### Dataset extract ###

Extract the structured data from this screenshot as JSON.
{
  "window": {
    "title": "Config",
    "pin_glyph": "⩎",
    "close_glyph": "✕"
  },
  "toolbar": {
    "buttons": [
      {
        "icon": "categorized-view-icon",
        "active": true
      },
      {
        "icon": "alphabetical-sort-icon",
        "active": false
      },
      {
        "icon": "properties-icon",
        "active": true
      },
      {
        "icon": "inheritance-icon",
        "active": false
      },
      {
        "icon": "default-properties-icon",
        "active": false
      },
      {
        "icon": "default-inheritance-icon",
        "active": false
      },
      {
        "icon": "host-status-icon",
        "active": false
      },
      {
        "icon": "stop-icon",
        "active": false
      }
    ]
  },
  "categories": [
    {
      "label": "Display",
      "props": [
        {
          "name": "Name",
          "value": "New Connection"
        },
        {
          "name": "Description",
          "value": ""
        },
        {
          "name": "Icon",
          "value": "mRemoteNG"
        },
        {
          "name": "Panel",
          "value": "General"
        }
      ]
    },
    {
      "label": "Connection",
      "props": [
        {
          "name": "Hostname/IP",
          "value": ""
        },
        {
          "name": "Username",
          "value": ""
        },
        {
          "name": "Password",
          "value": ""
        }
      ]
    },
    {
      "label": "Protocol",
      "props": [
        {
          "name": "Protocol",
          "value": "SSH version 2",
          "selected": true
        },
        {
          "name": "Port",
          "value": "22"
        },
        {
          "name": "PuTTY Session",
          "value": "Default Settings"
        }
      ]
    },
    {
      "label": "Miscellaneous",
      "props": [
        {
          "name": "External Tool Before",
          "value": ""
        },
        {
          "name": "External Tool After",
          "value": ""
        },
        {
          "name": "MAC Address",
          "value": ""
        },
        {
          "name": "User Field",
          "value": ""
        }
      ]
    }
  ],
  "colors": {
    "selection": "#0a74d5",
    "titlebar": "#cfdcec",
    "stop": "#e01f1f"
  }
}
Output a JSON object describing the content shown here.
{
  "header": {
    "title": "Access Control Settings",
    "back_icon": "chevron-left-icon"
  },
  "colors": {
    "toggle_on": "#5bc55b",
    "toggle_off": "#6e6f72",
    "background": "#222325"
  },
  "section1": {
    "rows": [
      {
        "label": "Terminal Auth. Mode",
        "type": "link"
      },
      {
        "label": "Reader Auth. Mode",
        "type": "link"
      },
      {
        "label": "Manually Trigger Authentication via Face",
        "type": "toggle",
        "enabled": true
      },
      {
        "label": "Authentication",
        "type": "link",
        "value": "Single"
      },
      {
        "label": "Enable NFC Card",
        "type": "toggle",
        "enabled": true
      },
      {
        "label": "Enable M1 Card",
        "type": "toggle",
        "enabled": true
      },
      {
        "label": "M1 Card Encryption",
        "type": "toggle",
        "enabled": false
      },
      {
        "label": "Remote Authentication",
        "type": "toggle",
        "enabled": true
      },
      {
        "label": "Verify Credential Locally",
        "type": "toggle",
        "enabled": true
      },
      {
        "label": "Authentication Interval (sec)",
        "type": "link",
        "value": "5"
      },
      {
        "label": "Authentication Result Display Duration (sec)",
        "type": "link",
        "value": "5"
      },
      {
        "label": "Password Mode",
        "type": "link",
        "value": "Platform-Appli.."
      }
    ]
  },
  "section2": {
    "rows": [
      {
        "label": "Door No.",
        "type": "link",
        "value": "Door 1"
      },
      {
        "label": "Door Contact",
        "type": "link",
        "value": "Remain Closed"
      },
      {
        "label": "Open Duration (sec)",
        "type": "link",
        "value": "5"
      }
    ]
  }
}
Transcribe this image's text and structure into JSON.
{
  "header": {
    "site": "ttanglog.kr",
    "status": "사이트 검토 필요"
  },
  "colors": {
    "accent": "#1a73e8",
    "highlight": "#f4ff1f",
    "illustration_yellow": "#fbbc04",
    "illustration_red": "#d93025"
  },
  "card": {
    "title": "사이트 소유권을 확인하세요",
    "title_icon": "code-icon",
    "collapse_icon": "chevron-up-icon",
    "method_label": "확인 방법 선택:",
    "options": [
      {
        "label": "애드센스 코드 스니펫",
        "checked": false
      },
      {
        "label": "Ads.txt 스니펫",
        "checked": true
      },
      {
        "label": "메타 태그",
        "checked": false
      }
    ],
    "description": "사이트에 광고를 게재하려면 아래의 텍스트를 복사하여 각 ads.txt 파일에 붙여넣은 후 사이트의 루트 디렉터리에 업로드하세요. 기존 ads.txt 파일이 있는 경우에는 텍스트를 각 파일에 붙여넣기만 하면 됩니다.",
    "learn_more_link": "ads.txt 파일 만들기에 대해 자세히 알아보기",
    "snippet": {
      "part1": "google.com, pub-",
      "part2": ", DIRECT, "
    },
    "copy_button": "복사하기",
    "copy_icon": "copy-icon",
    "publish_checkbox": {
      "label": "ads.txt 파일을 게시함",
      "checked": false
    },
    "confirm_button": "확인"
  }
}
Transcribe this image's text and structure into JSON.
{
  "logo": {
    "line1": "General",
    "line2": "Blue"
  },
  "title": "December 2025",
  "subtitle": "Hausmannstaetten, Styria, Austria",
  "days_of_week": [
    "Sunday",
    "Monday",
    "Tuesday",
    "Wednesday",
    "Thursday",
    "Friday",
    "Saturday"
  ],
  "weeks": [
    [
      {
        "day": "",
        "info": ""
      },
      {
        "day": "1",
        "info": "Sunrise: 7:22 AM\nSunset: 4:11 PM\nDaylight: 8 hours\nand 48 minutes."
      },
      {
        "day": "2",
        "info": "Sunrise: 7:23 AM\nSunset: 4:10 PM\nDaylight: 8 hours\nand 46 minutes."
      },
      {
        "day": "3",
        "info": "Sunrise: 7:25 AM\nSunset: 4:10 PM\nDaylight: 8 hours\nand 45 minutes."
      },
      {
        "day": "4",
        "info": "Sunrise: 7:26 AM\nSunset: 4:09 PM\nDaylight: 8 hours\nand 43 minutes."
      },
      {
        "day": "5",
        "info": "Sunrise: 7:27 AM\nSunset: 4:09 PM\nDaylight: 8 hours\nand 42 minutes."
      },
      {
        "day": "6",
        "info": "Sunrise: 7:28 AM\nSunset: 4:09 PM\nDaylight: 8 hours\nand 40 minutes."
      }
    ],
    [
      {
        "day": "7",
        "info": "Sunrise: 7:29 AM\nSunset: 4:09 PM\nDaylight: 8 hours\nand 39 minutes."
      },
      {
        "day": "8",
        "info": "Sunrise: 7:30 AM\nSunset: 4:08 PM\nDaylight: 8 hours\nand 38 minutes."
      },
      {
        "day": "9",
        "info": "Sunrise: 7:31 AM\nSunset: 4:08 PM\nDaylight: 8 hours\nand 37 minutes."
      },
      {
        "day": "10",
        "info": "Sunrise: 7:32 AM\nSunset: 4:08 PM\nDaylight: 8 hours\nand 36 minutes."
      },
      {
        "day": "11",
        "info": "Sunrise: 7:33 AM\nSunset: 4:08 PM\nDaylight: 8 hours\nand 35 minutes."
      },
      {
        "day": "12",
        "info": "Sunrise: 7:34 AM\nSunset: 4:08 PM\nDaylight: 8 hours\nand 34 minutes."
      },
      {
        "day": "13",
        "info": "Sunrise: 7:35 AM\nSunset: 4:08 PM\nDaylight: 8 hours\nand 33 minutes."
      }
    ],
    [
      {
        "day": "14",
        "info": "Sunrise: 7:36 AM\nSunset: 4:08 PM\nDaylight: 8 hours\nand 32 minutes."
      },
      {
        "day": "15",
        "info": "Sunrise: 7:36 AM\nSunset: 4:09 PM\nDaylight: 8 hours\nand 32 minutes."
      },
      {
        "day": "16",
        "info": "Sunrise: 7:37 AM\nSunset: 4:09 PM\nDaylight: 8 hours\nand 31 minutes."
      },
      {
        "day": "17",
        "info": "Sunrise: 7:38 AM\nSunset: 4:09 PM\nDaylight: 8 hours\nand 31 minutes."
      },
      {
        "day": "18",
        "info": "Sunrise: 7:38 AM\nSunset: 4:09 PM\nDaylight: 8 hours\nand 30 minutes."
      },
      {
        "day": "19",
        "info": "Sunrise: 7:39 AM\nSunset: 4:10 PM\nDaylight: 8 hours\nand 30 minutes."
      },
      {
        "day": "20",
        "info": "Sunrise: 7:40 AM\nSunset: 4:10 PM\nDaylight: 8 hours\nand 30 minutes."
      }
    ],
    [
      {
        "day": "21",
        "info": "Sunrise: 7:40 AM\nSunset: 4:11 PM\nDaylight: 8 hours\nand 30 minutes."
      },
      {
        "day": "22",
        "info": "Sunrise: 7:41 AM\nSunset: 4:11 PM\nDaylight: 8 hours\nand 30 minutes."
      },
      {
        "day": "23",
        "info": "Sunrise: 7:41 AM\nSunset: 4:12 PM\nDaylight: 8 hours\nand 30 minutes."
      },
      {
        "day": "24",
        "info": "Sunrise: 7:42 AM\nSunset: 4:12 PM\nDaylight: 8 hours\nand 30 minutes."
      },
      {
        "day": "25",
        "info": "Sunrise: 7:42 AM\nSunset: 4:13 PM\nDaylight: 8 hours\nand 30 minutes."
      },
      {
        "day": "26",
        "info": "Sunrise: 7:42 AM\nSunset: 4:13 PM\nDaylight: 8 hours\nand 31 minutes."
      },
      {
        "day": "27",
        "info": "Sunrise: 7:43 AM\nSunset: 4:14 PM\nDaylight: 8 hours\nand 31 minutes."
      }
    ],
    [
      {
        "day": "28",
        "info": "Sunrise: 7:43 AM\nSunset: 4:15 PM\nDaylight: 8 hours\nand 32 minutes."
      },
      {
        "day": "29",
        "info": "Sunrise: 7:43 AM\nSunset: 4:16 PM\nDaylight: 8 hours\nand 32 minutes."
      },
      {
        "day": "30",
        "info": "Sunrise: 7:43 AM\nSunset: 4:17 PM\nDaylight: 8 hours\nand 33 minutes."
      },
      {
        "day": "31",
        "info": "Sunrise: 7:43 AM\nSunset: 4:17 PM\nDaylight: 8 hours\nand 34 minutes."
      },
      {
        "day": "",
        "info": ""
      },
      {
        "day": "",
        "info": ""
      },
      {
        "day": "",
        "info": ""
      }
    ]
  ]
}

###

Your objective:
Copy out every line of the data that includes "status".

Reply to the task:
        "icon": "host-status-icon",
    "status": "사이트 검토 필요"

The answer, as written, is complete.